WHAT YOU HAVE TO DO: From the entries below, copy every line where the string "Product" appears.

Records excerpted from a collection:
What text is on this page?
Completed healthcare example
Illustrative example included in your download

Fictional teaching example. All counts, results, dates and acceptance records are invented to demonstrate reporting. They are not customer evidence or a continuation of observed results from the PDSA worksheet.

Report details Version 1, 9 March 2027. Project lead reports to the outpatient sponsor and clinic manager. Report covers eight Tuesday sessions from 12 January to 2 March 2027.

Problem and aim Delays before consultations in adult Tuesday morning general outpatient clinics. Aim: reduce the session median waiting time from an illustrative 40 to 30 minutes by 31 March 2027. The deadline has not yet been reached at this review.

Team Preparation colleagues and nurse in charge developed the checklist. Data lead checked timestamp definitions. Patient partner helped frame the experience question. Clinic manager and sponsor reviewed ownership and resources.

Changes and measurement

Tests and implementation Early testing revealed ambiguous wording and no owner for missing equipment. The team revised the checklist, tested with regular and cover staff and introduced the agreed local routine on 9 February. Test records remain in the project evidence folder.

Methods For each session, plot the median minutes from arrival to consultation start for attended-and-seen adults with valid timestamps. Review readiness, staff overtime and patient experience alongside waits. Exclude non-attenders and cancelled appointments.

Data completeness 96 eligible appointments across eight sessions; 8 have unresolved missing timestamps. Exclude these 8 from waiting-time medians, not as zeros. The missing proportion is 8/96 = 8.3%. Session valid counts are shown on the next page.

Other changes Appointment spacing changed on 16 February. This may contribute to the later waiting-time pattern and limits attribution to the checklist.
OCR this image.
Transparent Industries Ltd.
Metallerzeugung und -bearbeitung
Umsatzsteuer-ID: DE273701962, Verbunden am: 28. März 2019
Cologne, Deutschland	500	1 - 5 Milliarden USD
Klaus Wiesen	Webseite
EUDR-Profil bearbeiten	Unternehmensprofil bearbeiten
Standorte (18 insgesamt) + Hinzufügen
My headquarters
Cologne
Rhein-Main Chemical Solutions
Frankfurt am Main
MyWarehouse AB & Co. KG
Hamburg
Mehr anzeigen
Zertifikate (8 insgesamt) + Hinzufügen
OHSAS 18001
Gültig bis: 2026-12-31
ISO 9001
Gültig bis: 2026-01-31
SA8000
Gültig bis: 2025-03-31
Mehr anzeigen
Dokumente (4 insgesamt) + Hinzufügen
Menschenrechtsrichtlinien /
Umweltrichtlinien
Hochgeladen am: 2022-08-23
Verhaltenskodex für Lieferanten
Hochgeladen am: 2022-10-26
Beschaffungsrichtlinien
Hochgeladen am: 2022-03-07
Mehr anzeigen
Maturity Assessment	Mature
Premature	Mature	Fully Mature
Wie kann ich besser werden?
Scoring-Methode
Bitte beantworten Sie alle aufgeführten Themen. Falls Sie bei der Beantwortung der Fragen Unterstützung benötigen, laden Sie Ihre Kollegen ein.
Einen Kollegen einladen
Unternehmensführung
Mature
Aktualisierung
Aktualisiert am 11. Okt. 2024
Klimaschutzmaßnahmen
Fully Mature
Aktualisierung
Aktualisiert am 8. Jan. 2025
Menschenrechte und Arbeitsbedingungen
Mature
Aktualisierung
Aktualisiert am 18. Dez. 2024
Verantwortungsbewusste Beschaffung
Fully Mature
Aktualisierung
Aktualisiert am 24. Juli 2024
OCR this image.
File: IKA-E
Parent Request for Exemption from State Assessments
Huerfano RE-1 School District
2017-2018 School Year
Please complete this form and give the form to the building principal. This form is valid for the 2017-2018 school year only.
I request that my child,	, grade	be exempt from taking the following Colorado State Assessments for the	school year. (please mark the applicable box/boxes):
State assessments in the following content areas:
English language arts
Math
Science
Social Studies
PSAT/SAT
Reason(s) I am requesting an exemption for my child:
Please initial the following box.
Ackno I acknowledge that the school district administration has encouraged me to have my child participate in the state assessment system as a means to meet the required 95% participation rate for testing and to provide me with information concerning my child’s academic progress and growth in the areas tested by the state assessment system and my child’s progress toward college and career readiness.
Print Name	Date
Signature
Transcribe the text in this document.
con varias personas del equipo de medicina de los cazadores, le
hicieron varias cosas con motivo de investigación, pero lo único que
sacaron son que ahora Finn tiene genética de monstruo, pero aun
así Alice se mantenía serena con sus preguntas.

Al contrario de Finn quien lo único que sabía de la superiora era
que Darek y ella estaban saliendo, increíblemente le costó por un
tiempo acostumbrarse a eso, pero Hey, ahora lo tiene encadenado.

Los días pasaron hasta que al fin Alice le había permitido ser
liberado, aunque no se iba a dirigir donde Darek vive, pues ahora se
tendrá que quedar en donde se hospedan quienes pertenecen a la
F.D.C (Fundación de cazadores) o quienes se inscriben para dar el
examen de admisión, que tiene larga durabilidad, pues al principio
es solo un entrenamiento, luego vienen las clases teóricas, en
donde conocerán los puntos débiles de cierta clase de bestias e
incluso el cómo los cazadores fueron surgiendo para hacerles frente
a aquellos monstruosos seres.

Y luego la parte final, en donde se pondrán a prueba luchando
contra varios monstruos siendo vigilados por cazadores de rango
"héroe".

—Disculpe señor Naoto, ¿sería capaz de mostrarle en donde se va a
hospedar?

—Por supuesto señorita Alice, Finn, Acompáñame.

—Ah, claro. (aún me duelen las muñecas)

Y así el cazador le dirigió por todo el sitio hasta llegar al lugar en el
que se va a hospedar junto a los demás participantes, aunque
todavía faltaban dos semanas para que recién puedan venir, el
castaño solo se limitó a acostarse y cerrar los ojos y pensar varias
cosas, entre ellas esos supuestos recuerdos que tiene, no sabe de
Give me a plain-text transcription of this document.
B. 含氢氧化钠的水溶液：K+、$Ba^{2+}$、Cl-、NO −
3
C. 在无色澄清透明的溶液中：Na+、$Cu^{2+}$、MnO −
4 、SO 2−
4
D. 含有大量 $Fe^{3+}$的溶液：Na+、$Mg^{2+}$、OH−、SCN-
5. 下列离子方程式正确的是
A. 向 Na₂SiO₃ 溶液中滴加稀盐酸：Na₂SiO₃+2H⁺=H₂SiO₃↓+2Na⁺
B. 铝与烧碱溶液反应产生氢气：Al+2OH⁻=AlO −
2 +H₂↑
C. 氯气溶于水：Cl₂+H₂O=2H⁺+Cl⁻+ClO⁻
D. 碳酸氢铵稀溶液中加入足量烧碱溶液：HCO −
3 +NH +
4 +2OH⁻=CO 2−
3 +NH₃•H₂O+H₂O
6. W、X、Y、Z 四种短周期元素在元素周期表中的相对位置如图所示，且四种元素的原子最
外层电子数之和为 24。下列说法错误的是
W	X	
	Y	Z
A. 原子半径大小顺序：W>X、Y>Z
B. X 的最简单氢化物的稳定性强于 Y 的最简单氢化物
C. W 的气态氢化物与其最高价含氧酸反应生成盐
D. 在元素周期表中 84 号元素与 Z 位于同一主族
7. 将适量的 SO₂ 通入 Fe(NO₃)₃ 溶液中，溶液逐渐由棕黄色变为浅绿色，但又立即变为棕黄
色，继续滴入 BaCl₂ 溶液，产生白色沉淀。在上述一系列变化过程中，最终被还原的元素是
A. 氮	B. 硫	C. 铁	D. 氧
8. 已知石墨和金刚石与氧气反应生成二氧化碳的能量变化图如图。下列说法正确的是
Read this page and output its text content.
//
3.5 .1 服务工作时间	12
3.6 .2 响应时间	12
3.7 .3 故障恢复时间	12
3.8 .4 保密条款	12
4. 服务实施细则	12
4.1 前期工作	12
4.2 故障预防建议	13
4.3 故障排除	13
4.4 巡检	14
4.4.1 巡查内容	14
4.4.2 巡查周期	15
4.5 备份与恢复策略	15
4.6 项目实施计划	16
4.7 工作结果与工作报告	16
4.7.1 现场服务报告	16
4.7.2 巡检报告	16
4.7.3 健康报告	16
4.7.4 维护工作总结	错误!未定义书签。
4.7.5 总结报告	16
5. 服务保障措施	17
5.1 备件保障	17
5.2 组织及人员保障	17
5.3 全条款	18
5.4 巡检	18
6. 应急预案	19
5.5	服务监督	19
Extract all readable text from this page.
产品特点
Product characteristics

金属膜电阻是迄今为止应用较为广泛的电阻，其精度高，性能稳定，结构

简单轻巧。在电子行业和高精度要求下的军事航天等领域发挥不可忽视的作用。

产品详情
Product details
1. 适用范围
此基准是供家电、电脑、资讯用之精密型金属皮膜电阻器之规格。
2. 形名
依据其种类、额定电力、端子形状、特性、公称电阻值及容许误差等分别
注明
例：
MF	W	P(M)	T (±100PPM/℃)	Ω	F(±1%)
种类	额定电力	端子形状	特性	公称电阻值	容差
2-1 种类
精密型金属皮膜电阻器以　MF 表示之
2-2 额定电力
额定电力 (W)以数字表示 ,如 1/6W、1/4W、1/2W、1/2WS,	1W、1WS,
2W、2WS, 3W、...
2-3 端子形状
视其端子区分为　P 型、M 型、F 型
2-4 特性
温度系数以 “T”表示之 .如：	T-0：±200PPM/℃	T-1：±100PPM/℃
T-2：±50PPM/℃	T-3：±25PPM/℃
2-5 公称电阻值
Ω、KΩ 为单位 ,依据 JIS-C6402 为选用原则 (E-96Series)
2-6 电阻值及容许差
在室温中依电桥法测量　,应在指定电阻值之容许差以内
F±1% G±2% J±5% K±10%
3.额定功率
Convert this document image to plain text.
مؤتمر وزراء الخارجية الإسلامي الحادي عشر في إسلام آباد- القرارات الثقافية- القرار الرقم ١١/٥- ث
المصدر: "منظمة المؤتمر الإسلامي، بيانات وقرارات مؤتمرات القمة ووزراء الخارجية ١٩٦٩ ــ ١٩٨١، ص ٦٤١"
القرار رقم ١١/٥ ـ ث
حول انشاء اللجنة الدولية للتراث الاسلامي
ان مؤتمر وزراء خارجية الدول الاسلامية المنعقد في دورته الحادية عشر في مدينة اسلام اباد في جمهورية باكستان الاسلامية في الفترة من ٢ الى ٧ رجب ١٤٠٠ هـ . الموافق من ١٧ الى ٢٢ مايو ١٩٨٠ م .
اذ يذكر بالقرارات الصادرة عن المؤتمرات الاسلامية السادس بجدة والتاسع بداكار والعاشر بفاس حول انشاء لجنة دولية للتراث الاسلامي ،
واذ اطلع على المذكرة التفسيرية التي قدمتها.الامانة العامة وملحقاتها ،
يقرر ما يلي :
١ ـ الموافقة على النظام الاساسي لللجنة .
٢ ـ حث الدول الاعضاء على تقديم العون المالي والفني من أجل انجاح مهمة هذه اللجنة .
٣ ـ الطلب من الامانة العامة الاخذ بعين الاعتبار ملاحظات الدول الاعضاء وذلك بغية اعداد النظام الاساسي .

ANSWER:
Product characteristics
Product details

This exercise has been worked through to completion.